** START Stored data **

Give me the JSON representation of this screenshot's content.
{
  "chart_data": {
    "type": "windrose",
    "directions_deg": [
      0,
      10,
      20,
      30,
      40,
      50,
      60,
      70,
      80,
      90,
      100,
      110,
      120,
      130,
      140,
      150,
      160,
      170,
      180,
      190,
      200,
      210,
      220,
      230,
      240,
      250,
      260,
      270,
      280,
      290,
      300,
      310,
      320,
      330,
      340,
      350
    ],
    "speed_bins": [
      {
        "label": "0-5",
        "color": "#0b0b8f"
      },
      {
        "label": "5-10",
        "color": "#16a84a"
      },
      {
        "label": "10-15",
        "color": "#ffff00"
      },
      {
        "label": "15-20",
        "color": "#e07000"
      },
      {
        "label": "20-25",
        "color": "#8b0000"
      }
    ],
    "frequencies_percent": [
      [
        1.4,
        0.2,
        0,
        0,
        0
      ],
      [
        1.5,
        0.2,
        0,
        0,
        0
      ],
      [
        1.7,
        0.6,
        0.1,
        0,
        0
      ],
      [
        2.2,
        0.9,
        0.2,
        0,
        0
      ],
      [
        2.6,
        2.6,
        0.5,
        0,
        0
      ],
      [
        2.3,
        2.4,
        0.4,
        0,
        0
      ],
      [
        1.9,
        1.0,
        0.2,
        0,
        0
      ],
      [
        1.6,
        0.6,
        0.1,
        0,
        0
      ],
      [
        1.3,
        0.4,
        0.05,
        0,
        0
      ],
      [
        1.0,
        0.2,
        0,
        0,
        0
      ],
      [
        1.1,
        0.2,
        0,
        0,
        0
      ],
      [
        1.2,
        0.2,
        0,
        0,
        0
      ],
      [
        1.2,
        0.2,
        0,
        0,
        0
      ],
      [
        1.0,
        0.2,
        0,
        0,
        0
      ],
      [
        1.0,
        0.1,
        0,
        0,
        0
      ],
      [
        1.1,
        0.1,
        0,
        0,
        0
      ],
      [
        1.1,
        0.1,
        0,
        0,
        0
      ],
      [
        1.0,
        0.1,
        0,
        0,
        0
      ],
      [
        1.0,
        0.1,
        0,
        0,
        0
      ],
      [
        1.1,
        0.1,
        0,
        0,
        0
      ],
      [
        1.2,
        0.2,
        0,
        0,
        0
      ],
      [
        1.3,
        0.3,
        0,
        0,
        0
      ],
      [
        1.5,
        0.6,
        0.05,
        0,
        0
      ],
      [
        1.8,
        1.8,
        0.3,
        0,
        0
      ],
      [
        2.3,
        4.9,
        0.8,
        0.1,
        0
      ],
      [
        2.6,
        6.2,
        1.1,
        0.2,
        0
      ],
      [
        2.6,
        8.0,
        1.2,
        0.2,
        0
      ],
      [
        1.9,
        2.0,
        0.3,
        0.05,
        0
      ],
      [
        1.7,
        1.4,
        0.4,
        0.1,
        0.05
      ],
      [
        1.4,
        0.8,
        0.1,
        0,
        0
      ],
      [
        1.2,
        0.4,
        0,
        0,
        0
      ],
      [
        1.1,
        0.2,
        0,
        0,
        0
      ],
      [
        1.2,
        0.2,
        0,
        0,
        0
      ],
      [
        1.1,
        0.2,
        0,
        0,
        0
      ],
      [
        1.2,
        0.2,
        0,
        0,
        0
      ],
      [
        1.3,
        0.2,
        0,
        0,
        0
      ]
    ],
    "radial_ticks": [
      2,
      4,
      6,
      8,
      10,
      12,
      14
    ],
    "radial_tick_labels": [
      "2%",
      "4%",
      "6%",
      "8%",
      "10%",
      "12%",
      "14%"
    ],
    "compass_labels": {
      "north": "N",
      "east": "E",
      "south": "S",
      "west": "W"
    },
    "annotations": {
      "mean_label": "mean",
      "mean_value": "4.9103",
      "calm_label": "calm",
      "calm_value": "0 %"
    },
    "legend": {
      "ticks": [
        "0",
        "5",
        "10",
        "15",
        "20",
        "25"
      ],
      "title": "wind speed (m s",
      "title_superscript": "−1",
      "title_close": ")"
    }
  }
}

** END Stored data **

Task statement
Reproduce the records above exactly.

Full response
Give me the JSON representation of this screenshot's content.
{
  "chart_data": {
    "type": "windrose",
    "directions_deg": [
      0,
      10,
      20,
      30,
      40,
      50,
      60,
      70,
      80,
      90,
      100,
      110,
      120,
      130,
      140,
      150,
      160,
      170,
      180,
      190,
      200,
      210,
      220,
      230,
      240,
      250,
      260,
      270,
      280,
      290,
      300,
      310,
      320,
      330,
      340,
      350
    ],
    "speed_bins": [
      {
        "label": "0-5",
        "color": "#0b0b8f"
      },
      {
        "label": "5-10",
        "color": "#16a84a"
      },
      {
        "label": "10-15",
        "color": "#ffff00"
      },
      {
        "label": "15-20",
        "color": "#e07000"
      },
      {
        "label": "20-25",
        "color": "#8b0000"
      }
    ],
    "frequencies_percent": [
      [
        1.4,
        0.2,
        0,
        0,
        0
      ],
      [
        1.5,
        0.2,
        0,
        0,
        0
      ],
      [
        1.7,
        0.6,
        0.1,
        0,
        0
      ],
      [
        2.2,
        0.9,
        0.2,
        0,
        0
      ],
      [
        2.6,
        2.6,
        0.5,
        0,
        0
      ],
      [
        2.3,
        2.4,
        0.4,
        0,
        0
      ],
      [
        1.9,
        1.0,
        0.2,
        0,
        0
      ],
      [
        1.6,
        0.6,
        0.1,
        0,
        0
      ],
      [
        1.3,
        0.4,
        0.05,
        0,
        0
      ],
      [
        1.0,
        0.2,
        0,
        0,
        0
      ],
      [
        1.1,
        0.2,
        0,
        0,
        0
      ],
      [
        1.2,
        0.2,
        0,
        0,
        0
      ],
      [
        1.2,
        0.2,
        0,
        0,
        0
      ],
      [
        1.0,
        0.2,
        0,
        0,
        0
      ],
      [
        1.0,
        0.1,
        0,
        0,
        0
      ],
      [
        1.1,
        0.1,
        0,
        0,
        0
      ],
      [
        1.1,
        0.1,
        0,
        0,
        0
      ],
      [
        1.0,
        0.1,
        0,
        0,
        0
      ],
      [
        1.0,
        0.1,
        0,
        0,
        0
      ],
      [
        1.1,
        0.1,
        0,
        0,
        0
      ],
      [
        1.2,
        0.2,
        0,
        0,
        0
      ],
      [
        1.3,
        0.3,
        0,
        0,
        0
      ],
      [
        1.5,
        0.6,
        0.05,
        0,
        0
      ],
      [
        1.8,
        1.8,
        0.3,
        0,
        0
      ],
      [
        2.3,
        4.9,
        0.8,
        0.1,
        0
      ],
      [
        2.6,
        6.2,
        1.1,
        0.2,
        0
      ],
      [
        2.6,
        8.0,
        1.2,
        0.2,
        0
      ],
      [
        1.9,
        2.0,
        0.3,
        0.05,
        0
      ],
      [
        1.7,
        1.4,
        0.4,
        0.1,
        0.05
      ],
      [
        1.4,
        0.8,
        0.1,
        0,
        0
      ],
      [
        1.2,
        0.4,
        0,
        0,
        0
      ],
      [
        1.1,
        0.2,
        0,
        0,
        0
      ],
      [
        1.2,
        0.2,
        0,
        0,
        0
      ],
      [
        1.1,
        0.2,
        0,
        0,
        0
      ],
      [
        1.2,
        0.2,
        0,
        0,
        0
      ],
      [
        1.3,
        0.2,
        0,
        0,
        0
      ]
    ],
    "radial_ticks": [
      2,
      4,
      6,
      8,
      10,
      12,
      14
    ],
    "radial_tick_labels": [
      "2%",
      "4%",
      "6%",
      "8%",
      "10%",
      "12%",
      "14%"
    ],
    "compass_labels": {
      "north": "N",
      "east": "E",
      "south": "S",
      "west": "W"
    },
    "annotations": {
      "mean_label": "mean",
      "mean_value": "4.9103",
      "calm_label": "calm",
      "calm_value": "0 %"
    },
    "legend": {
      "ticks": [
        "0",
        "5",
        "10",
        "15",
        "20",
        "25"
      ],
      "title": "wind speed (m s",
      "title_superscript": "−1",
      "title_close": ")"
    }
  }
}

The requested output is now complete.